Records
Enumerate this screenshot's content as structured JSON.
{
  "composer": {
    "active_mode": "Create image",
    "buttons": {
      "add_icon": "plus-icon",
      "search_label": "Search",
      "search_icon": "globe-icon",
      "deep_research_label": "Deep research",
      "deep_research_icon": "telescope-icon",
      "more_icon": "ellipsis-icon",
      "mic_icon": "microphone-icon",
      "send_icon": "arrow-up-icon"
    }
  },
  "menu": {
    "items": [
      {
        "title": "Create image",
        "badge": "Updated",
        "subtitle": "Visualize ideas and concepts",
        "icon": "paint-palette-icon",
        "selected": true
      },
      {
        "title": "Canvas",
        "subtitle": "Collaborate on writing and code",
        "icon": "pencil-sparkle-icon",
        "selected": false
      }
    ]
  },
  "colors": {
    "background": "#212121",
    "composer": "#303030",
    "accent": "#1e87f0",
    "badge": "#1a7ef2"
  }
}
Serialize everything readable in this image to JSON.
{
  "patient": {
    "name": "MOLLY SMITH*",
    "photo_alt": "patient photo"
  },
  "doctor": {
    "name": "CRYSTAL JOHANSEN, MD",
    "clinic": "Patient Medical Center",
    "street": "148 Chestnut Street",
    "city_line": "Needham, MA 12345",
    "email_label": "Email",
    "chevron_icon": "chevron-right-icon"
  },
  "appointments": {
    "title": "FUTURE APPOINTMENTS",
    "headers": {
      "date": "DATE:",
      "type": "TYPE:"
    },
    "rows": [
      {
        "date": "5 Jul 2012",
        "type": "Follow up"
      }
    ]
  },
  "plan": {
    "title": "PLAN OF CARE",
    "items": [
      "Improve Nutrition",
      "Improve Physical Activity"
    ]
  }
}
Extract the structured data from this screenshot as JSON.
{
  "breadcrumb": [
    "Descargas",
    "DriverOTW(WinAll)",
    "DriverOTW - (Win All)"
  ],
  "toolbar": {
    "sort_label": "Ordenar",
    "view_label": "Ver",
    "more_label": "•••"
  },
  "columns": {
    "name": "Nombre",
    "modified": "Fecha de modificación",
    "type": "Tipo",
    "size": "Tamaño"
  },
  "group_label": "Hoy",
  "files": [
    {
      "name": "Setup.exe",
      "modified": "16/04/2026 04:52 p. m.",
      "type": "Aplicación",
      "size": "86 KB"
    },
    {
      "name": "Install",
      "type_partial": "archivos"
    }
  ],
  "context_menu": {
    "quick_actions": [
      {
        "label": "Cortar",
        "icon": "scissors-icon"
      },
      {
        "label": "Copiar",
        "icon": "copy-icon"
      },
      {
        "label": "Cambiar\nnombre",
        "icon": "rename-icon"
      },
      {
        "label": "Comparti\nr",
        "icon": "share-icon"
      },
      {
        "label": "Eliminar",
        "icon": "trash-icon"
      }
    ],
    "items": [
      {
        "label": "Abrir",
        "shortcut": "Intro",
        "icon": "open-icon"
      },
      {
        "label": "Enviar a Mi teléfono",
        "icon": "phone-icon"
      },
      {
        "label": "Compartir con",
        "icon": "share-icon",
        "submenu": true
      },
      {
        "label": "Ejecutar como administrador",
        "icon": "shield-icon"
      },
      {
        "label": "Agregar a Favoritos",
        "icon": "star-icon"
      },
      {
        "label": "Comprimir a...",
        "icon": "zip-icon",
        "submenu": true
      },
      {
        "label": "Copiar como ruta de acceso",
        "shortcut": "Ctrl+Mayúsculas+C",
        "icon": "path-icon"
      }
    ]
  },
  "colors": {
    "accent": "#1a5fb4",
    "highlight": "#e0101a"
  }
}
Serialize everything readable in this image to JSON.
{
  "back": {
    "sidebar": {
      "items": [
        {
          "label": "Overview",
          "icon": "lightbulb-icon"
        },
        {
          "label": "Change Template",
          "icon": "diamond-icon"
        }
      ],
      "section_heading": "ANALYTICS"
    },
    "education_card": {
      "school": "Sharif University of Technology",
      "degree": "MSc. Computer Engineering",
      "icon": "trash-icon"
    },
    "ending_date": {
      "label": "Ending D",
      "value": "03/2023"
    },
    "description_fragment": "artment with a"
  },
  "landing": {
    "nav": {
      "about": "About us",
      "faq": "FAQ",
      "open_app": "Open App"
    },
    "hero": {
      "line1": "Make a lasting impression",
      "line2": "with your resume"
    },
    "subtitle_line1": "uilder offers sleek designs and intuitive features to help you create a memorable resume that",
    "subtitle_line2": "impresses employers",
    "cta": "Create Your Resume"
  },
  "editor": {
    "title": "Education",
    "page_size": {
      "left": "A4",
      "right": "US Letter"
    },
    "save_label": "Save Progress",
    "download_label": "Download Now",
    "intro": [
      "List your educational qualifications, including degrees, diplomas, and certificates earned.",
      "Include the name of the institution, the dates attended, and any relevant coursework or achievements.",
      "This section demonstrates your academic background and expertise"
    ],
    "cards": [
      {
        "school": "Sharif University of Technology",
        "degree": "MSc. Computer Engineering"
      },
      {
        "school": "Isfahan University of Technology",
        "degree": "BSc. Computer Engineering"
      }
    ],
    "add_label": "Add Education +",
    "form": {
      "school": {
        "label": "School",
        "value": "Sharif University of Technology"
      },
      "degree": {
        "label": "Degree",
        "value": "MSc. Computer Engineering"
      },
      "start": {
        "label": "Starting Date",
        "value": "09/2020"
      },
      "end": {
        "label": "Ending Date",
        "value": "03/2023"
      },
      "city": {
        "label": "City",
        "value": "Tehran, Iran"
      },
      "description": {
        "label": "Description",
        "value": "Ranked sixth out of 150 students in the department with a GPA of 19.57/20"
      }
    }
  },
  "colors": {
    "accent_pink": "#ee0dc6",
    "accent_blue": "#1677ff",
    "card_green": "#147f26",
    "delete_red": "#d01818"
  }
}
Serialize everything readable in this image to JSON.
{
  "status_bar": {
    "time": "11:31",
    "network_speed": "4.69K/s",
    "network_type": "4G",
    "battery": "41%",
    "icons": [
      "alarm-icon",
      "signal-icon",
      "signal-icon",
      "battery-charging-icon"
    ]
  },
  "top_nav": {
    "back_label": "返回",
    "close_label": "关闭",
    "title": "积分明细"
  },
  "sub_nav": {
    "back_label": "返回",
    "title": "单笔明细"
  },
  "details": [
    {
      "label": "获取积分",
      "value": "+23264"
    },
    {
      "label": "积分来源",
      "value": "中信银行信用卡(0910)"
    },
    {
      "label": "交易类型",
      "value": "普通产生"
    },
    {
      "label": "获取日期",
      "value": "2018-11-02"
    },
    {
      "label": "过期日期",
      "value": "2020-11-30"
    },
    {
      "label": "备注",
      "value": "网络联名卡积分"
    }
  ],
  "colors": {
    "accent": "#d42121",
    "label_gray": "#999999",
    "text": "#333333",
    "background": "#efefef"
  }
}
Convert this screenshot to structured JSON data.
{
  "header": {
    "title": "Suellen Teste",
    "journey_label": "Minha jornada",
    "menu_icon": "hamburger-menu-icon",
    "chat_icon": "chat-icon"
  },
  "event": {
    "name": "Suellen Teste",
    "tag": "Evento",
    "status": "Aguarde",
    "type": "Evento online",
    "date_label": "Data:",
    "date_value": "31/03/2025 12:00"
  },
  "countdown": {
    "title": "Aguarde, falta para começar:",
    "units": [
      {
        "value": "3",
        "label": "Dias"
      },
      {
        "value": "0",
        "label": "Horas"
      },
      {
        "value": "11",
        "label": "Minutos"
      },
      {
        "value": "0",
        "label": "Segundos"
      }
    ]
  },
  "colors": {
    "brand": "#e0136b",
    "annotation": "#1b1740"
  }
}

▶ _Set exercise_
Set down, exactly and in full, the lines from the one containing "Convert this screenshot" through the end of the entries; no other line belongs.

▶ _Response to this task_
Convert this screenshot to structured JSON data.
{
  "header": {
    "title": "Suellen Teste",
    "journey_label": "Minha jornada",
    "menu_icon": "hamburger-menu-icon",
    "chat_icon": "chat-icon"
  },
  "event": {
    "name": "Suellen Teste",
    "tag": "Evento",
    "status": "Aguarde",
    "type": "Evento online",
    "date_label": "Data:",
    "date_value": "31/03/2025 12:00"
  },
  "countdown": {
    "title": "Aguarde, falta para começar:",
    "units": [
      {
        "value": "3",
        "label": "Dias"
      },
      {
        "value": "0",
        "label": "Horas"
      },
      {
        "value": "11",
        "label": "Minutos"
      },
      {
        "value": "0",
        "label": "Segundos"
      }
    ]
  },
  "colors": {
    "brand": "#e0136b",
    "annotation": "#1b1740"
  }
}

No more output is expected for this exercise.